Input material
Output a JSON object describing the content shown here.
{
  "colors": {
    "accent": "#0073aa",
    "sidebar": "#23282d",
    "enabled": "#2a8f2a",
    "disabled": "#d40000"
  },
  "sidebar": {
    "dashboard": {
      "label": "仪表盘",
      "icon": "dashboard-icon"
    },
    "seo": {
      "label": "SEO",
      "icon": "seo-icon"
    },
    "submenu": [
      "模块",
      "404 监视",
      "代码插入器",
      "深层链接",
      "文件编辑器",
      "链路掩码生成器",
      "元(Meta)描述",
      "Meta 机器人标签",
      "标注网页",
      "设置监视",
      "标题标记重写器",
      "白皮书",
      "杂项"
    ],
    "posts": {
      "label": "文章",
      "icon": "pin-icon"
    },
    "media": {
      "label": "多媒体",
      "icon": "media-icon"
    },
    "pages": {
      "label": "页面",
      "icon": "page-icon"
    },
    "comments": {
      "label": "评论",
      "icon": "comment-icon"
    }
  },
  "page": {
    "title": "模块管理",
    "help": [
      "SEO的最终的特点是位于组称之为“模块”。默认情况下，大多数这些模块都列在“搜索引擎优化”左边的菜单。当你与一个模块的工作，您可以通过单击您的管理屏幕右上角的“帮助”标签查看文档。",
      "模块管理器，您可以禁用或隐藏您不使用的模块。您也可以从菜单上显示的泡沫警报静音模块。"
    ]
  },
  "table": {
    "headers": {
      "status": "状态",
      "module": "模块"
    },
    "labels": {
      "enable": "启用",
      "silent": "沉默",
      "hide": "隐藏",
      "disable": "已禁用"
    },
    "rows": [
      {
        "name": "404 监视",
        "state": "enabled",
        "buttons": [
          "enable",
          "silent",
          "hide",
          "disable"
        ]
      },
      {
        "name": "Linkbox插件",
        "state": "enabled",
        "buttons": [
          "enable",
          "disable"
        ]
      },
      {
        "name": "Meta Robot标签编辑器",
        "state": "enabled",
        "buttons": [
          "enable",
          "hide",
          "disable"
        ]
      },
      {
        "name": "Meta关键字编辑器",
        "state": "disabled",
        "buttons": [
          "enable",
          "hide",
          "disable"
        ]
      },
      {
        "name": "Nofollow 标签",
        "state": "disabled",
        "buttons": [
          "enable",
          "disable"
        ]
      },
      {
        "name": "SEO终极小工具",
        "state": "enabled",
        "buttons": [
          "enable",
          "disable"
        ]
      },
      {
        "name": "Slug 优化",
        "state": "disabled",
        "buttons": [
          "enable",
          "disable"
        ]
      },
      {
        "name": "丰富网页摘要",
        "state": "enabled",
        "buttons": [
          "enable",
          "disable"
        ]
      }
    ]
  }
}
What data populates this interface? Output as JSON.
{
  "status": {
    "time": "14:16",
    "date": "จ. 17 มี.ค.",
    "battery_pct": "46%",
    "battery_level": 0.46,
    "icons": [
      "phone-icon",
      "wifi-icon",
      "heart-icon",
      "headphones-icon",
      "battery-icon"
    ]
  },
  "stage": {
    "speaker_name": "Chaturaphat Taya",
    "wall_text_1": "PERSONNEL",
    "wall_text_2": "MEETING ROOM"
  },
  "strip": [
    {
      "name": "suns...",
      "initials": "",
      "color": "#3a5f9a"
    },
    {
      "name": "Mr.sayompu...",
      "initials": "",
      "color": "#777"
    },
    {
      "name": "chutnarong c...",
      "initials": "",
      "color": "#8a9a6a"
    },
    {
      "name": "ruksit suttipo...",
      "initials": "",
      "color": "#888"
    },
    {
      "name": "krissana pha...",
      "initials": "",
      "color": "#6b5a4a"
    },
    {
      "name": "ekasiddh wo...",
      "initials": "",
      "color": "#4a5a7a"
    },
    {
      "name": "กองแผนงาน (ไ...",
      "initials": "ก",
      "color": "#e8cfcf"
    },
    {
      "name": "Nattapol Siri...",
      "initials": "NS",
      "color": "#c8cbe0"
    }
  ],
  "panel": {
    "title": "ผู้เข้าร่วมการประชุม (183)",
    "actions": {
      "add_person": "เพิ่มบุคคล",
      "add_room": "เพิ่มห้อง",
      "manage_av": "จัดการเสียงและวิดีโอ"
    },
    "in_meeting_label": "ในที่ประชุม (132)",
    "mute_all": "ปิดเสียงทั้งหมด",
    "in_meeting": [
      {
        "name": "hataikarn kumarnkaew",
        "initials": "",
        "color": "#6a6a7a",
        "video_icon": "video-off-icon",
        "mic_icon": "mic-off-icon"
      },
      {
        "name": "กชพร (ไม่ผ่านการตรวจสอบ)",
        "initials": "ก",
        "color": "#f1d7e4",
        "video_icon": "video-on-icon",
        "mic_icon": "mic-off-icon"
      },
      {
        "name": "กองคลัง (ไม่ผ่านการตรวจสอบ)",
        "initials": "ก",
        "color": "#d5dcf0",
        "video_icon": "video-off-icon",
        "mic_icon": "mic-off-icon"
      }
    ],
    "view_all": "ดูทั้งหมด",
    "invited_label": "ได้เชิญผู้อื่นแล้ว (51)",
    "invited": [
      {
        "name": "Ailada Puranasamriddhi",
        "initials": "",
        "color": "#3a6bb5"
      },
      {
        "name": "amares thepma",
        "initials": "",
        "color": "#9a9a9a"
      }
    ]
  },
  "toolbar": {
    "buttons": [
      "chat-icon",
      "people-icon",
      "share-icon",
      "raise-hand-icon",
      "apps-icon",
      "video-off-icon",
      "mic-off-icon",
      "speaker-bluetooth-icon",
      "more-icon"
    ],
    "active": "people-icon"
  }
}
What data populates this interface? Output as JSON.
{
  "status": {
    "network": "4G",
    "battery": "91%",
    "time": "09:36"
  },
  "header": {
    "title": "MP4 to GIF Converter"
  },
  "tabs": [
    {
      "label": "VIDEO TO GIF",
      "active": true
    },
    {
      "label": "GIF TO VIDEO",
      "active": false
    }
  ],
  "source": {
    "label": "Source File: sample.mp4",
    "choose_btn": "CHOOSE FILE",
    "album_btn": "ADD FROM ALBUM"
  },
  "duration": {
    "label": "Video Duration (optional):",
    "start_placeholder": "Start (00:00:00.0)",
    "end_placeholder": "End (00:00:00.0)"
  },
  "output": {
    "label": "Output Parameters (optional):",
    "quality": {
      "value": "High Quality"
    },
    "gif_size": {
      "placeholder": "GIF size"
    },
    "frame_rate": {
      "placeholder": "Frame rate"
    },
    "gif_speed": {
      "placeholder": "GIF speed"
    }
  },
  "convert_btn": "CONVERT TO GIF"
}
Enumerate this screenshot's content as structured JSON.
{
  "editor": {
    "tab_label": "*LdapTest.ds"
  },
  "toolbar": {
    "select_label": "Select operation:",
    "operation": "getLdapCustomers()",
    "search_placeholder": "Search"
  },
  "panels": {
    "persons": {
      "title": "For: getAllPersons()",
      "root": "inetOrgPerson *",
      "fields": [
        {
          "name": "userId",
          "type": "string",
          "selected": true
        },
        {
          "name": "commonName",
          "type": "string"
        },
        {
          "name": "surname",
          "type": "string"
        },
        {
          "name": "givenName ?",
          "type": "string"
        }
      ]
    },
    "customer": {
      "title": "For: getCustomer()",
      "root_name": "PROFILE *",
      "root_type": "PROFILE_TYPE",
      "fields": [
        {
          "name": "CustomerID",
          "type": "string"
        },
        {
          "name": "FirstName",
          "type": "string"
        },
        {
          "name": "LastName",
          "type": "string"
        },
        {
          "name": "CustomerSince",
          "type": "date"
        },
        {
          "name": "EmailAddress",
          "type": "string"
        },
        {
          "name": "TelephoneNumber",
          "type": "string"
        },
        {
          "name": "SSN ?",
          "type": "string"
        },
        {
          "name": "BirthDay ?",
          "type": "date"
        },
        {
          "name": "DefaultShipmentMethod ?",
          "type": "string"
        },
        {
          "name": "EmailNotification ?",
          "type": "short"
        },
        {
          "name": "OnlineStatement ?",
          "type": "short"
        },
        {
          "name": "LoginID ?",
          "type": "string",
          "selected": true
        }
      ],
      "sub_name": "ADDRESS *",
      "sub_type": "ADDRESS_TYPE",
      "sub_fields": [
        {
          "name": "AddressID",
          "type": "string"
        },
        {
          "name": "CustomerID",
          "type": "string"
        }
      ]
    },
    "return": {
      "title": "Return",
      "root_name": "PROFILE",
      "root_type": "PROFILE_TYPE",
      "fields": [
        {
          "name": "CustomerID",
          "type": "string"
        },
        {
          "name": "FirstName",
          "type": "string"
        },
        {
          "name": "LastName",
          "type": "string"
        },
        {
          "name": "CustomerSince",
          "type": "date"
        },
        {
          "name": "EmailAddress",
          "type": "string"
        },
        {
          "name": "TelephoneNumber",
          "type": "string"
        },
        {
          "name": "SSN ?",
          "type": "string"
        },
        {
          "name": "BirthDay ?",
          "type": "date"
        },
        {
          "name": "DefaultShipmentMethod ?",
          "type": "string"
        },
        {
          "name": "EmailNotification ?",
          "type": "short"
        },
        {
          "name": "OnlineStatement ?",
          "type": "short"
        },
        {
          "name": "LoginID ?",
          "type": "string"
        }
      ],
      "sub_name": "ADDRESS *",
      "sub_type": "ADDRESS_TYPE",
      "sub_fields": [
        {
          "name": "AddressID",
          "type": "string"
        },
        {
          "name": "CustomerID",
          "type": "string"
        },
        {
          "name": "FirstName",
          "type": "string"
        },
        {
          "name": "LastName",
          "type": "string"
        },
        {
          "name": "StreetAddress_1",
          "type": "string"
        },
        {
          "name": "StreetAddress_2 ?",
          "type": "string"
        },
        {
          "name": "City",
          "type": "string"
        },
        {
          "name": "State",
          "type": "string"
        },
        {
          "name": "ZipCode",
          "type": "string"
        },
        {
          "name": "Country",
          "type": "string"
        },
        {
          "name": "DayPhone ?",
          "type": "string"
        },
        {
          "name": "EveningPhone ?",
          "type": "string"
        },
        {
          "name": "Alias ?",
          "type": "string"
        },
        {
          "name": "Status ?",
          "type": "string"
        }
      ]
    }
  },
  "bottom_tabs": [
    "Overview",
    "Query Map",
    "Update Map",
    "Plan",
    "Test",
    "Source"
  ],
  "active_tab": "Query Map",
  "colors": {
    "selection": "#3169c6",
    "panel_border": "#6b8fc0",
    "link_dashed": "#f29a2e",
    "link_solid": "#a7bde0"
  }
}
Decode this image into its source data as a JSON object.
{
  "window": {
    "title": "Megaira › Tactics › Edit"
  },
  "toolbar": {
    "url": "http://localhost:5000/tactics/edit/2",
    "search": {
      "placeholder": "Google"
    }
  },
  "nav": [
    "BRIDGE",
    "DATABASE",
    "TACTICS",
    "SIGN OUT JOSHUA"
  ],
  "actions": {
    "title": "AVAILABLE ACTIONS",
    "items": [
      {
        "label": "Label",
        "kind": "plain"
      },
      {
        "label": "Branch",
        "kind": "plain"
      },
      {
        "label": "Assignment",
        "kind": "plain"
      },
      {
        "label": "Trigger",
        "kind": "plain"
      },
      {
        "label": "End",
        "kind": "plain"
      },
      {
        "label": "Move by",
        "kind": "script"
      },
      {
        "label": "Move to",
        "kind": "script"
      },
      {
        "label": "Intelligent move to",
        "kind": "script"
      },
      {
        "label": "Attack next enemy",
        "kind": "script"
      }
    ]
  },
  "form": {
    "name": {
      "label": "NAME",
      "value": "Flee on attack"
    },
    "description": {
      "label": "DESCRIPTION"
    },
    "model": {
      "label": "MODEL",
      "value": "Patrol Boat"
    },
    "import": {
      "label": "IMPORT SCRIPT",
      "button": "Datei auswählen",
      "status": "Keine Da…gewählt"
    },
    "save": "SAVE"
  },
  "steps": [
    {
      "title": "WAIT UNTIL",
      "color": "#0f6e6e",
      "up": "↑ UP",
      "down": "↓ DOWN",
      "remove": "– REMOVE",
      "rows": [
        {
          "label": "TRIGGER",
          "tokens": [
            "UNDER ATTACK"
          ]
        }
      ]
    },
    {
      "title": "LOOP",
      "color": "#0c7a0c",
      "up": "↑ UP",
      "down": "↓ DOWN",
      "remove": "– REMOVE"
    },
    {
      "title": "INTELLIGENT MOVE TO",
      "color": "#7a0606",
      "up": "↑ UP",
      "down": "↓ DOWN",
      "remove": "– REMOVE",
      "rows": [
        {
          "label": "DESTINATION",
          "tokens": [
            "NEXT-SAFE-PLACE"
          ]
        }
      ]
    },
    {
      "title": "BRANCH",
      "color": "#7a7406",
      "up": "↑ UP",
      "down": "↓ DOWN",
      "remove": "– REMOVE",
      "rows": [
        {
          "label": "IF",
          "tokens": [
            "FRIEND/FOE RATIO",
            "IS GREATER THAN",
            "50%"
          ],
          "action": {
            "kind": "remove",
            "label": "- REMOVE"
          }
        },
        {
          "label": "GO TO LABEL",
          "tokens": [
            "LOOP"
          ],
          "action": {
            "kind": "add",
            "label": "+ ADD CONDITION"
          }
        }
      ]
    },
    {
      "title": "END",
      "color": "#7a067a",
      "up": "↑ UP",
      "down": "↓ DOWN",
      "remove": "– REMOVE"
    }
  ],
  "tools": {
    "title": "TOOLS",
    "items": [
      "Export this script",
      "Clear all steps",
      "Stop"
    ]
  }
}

Instructions for the task
Pick out each line that holds the string "value".

Expected output
      "value": "High Quality"
      "value": "Flee on attack"
      "value": "Patrol Boat"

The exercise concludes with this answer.